**What the exercise asks:**
Single out the lines of the material that contain "color" and copy them.

Figure data in JSON:
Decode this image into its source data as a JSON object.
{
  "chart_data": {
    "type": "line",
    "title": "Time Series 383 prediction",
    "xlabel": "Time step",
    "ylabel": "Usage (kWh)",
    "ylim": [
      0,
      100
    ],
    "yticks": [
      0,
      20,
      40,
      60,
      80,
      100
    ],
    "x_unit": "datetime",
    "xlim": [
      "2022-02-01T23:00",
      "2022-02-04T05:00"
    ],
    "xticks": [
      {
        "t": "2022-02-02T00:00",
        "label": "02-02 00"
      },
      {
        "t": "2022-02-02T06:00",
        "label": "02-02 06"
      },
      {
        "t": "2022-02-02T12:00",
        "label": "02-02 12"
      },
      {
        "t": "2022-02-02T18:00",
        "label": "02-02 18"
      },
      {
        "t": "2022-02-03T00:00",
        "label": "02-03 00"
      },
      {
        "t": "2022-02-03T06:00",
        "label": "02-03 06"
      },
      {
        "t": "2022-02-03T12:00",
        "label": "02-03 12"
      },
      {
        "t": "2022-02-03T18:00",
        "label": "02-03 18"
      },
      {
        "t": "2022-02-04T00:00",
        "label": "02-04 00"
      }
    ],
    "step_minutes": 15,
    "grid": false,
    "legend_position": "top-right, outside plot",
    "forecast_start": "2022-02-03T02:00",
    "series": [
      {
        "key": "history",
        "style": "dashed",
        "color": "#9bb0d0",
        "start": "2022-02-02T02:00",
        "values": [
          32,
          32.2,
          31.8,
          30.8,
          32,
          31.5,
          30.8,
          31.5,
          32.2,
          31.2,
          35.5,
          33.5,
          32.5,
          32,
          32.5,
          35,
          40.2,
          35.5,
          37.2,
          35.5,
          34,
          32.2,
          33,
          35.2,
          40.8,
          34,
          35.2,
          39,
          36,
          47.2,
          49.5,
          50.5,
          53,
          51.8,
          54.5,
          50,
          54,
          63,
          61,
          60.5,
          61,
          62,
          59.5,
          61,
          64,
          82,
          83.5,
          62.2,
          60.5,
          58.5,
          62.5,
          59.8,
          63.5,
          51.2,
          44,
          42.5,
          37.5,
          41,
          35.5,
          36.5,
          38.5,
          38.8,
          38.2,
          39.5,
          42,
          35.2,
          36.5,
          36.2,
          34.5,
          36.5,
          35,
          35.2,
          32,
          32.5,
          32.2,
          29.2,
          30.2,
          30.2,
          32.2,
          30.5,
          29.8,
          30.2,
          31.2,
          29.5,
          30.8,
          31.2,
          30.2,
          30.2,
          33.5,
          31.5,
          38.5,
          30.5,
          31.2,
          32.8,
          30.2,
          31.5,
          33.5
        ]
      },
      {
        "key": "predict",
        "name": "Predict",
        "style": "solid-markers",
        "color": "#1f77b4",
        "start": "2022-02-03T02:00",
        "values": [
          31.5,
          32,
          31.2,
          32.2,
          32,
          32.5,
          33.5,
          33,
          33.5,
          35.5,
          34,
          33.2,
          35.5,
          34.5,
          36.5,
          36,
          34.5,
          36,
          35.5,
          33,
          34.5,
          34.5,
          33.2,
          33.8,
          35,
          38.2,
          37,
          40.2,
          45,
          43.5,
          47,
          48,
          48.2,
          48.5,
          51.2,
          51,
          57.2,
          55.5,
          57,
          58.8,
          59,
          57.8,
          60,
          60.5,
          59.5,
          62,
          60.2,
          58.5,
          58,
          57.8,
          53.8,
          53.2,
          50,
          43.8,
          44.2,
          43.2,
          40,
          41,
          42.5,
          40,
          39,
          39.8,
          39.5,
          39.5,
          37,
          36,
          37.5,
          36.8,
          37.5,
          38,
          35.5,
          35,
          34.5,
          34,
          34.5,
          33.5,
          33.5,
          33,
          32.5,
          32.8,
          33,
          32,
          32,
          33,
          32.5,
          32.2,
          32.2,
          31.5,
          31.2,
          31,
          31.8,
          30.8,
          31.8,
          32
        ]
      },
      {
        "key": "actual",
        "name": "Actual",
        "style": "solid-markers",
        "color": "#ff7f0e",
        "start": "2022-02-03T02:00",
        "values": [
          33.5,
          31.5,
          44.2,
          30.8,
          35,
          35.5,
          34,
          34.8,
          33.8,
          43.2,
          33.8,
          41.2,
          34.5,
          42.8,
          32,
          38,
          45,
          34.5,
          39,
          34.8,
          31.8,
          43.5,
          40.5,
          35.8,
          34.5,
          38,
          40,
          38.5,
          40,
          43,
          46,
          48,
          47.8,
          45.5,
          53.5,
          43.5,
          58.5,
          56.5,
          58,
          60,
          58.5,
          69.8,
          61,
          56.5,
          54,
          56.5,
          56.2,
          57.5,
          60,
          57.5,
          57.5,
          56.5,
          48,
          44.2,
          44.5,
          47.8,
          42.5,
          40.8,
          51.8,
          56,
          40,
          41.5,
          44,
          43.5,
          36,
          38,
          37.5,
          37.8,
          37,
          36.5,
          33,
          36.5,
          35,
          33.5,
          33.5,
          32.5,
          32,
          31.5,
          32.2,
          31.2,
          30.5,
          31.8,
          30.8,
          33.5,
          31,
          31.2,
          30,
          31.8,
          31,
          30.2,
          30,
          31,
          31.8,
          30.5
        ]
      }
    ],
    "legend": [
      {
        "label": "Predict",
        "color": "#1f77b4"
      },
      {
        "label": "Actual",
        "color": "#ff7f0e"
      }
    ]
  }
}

**Solution to the problem:**
        "color": "#9bb0d0",
        "color": "#1f77b4",
        "color": "#ff7f0e",
        "color": "#1f77b4"
        "color": "#ff7f0e"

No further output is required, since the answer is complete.